**Data provided**
┌────────
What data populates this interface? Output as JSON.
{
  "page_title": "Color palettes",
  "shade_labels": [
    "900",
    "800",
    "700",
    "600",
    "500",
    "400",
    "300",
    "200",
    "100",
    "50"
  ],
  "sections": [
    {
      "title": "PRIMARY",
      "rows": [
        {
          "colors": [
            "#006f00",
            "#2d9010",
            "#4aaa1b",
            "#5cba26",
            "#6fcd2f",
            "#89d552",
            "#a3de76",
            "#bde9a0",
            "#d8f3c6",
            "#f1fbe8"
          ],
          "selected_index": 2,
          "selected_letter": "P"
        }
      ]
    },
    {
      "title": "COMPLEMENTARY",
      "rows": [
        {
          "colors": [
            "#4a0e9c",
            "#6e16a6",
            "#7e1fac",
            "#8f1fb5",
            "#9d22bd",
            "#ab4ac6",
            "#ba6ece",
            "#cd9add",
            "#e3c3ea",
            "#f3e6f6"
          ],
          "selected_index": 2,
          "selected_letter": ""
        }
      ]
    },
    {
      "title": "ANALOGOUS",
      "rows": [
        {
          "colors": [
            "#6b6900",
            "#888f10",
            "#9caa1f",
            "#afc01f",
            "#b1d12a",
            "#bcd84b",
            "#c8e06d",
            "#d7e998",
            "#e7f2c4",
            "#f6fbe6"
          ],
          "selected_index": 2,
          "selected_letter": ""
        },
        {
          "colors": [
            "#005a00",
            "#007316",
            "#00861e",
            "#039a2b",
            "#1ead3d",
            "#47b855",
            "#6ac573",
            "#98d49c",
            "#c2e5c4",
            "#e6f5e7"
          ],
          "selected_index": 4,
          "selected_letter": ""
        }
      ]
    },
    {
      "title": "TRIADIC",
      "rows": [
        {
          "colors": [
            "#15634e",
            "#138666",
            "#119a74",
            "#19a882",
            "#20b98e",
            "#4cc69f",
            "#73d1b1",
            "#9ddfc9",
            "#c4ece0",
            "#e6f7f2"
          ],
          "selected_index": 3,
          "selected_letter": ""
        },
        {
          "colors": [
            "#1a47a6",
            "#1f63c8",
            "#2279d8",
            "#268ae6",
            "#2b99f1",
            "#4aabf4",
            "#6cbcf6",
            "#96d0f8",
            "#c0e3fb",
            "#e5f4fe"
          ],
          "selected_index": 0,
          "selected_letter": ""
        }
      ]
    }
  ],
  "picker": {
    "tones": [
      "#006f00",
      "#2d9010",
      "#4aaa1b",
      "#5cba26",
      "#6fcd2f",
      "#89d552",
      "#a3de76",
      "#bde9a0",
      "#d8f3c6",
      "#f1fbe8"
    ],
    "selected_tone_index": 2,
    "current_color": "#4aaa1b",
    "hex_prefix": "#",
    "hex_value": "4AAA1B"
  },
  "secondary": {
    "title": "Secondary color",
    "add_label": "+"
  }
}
└────────
┌────────
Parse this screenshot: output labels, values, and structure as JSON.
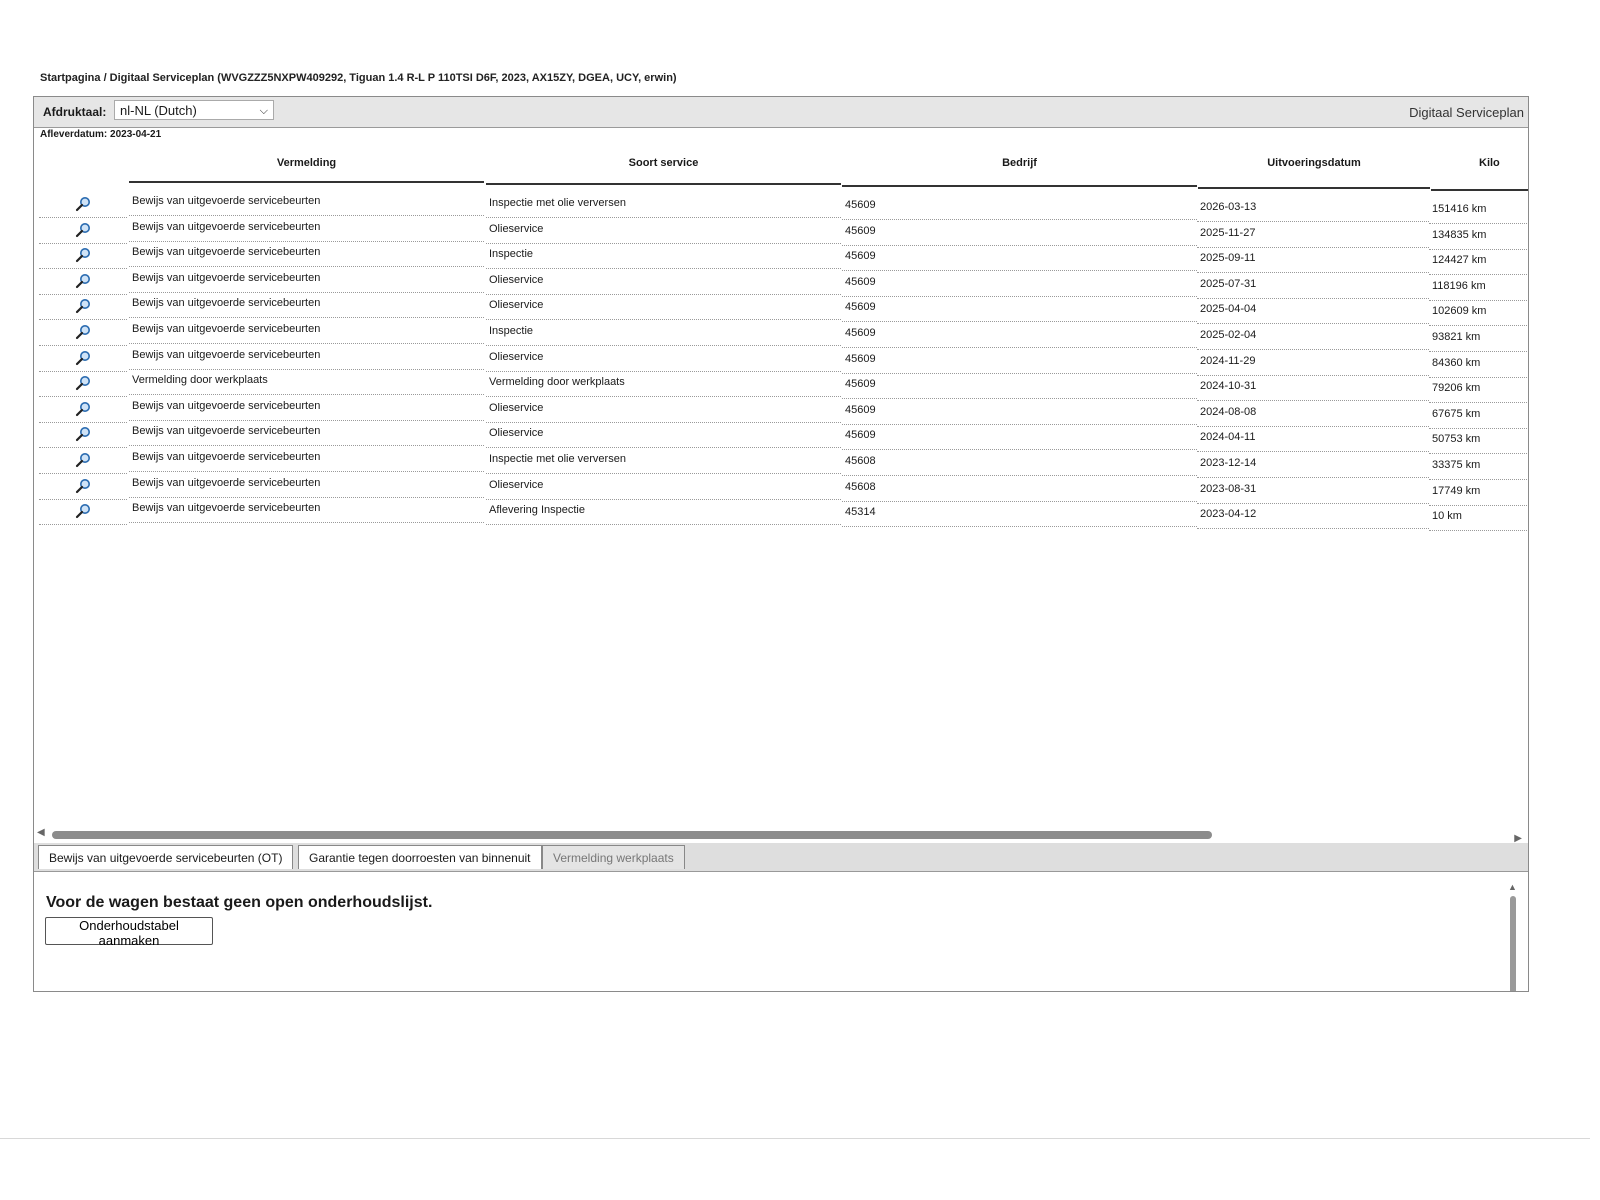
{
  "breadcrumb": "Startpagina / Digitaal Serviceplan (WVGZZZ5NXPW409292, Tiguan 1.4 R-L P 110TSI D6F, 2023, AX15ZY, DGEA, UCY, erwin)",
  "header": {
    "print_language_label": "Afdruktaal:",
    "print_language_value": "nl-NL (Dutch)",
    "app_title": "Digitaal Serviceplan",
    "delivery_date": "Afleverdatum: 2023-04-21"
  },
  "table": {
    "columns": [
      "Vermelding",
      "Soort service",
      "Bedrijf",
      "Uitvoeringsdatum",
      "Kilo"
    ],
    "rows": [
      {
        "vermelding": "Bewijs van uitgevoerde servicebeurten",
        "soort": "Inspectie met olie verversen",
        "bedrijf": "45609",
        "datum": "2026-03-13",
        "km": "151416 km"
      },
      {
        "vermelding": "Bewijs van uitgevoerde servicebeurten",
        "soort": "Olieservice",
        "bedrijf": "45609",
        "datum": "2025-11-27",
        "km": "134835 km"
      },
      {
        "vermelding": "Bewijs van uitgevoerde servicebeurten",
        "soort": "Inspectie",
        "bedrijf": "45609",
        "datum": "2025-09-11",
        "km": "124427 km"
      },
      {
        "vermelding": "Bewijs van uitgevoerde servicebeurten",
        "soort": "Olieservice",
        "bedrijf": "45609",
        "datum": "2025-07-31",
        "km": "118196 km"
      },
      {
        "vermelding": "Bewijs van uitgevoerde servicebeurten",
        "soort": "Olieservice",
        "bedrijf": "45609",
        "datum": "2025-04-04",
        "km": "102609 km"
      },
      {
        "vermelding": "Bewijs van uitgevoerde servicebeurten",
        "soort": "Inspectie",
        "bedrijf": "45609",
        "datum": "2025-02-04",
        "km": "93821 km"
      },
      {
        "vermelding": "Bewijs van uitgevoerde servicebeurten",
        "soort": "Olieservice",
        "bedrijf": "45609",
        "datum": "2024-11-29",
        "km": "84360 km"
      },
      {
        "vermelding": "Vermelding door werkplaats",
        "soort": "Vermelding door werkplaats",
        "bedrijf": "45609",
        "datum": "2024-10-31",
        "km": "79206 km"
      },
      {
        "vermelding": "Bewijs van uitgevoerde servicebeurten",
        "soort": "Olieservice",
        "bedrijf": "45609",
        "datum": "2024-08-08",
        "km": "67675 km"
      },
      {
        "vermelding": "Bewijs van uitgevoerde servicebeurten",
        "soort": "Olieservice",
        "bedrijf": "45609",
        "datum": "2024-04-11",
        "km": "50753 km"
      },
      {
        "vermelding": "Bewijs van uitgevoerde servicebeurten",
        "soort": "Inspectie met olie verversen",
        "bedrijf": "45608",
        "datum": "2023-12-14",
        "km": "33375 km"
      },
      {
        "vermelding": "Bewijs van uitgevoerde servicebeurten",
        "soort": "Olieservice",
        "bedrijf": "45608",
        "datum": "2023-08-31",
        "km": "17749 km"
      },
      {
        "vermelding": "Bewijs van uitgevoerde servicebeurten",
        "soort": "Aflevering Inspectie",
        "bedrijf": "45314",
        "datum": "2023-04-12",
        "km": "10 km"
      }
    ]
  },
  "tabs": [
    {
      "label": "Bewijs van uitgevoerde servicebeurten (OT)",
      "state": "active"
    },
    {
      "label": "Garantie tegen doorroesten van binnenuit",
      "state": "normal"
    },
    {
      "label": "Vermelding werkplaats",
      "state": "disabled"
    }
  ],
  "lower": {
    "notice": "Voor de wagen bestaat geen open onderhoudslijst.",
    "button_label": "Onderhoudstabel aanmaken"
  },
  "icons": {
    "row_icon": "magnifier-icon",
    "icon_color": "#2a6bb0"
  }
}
└────────
Take every line from the data above that holds "this" and copy it out.

What data populates this interface? Output as JSON.
Parse this screenshot: output labels, values, and structure as JSON.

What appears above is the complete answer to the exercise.